** begin Records for this task **

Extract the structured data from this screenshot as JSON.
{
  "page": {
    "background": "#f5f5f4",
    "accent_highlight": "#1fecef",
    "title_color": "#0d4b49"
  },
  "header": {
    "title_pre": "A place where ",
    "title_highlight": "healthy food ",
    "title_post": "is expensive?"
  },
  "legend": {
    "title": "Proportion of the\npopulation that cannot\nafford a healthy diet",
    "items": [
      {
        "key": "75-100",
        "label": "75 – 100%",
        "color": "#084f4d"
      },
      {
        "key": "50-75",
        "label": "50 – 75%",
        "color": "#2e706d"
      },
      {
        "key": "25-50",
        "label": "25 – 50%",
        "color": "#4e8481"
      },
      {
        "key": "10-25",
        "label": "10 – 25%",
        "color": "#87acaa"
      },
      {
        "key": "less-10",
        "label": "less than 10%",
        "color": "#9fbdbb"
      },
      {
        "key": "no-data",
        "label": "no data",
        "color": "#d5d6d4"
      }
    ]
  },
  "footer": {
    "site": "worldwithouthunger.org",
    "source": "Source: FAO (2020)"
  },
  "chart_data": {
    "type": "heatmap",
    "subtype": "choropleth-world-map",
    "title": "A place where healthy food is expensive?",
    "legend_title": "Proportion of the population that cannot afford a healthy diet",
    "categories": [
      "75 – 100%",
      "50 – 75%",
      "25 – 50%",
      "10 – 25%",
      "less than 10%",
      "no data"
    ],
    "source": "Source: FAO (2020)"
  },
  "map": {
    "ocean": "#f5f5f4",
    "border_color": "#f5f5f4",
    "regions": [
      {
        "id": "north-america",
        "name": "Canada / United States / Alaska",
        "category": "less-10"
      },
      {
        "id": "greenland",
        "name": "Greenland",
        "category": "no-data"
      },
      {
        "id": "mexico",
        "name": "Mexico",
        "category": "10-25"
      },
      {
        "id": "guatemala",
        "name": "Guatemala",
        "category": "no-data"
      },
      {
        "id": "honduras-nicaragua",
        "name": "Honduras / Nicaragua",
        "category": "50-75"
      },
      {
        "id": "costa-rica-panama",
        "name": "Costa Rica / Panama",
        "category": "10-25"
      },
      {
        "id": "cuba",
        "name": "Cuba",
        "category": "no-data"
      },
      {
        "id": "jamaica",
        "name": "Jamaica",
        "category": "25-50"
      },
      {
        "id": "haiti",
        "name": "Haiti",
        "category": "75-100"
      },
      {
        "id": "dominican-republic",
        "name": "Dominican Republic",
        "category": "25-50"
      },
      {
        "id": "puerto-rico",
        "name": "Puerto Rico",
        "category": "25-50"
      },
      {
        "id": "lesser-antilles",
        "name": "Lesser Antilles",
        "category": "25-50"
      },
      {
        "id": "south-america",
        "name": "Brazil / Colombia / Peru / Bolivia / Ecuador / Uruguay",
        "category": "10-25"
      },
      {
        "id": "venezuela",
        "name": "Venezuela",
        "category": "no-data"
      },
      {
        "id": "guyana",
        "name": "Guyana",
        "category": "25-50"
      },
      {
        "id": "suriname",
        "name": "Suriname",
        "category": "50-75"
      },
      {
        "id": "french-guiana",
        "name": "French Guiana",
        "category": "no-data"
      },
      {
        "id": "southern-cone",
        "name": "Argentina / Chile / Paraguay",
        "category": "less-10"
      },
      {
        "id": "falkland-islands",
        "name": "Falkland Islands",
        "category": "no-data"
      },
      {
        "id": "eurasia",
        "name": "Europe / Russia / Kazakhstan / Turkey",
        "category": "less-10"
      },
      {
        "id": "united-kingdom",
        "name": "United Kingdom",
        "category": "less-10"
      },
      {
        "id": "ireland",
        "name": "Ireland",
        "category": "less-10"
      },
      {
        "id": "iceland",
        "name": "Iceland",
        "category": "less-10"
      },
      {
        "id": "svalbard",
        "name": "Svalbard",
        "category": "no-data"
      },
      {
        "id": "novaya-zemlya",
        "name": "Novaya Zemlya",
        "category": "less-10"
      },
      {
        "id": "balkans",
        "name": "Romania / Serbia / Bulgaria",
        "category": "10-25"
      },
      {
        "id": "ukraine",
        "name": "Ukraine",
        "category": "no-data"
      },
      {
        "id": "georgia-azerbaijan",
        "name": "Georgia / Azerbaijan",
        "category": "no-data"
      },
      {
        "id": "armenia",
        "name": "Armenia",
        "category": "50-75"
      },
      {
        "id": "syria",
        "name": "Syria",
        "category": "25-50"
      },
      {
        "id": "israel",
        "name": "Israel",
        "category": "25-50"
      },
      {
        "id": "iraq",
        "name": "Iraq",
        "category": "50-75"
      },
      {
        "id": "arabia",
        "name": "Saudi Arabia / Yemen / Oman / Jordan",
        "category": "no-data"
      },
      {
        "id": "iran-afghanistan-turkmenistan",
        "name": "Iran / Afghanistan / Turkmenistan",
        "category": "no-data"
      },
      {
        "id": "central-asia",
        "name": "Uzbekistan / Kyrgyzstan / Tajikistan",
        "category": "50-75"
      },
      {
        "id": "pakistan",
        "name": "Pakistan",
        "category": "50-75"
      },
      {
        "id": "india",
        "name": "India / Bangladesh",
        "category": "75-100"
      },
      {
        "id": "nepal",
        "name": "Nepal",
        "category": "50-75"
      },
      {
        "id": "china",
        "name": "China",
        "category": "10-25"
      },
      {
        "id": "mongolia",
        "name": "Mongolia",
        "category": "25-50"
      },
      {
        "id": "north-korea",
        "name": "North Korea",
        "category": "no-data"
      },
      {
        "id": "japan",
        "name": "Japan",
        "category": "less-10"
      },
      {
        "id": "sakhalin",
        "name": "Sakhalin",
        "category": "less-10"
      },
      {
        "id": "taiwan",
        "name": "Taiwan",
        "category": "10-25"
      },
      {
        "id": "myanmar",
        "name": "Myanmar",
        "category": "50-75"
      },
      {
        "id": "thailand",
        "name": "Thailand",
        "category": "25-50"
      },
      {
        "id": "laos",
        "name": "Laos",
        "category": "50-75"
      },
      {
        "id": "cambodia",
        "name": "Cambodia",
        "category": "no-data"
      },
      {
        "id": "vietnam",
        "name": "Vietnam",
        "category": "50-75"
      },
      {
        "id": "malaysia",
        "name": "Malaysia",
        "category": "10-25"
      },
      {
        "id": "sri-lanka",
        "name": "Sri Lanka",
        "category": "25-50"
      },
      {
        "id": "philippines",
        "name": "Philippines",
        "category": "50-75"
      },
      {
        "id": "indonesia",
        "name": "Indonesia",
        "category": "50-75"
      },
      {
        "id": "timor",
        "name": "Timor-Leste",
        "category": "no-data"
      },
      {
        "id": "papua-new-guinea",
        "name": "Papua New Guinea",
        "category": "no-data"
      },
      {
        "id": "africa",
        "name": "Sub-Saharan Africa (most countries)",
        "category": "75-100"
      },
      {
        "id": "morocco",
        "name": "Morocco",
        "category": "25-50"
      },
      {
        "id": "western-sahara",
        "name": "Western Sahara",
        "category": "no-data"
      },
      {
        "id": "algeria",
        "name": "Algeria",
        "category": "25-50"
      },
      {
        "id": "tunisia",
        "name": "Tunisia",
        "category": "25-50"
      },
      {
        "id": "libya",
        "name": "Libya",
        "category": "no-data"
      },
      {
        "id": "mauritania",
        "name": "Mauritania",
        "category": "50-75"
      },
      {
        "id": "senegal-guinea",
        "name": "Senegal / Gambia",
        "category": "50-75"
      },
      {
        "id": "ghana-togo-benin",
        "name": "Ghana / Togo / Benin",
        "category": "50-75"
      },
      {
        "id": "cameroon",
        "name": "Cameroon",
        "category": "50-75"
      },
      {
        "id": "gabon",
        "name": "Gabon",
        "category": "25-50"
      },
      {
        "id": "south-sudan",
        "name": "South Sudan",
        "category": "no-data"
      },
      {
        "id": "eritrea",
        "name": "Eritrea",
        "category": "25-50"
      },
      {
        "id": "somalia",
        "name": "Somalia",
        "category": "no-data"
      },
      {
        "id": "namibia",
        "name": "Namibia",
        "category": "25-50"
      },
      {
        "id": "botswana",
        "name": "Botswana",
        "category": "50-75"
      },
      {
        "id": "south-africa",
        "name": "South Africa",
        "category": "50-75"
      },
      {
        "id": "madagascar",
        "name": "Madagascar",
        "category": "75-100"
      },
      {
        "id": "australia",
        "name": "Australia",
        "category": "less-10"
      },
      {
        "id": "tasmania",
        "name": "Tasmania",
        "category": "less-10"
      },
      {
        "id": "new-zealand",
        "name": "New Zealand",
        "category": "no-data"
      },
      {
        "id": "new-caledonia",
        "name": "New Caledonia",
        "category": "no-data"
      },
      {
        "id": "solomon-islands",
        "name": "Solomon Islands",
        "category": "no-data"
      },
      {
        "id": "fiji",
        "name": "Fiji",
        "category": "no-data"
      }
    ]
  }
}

** end Records for this task **

In the listing above, how many lines include the word "expensive"? Answer with the number and nothing more.

2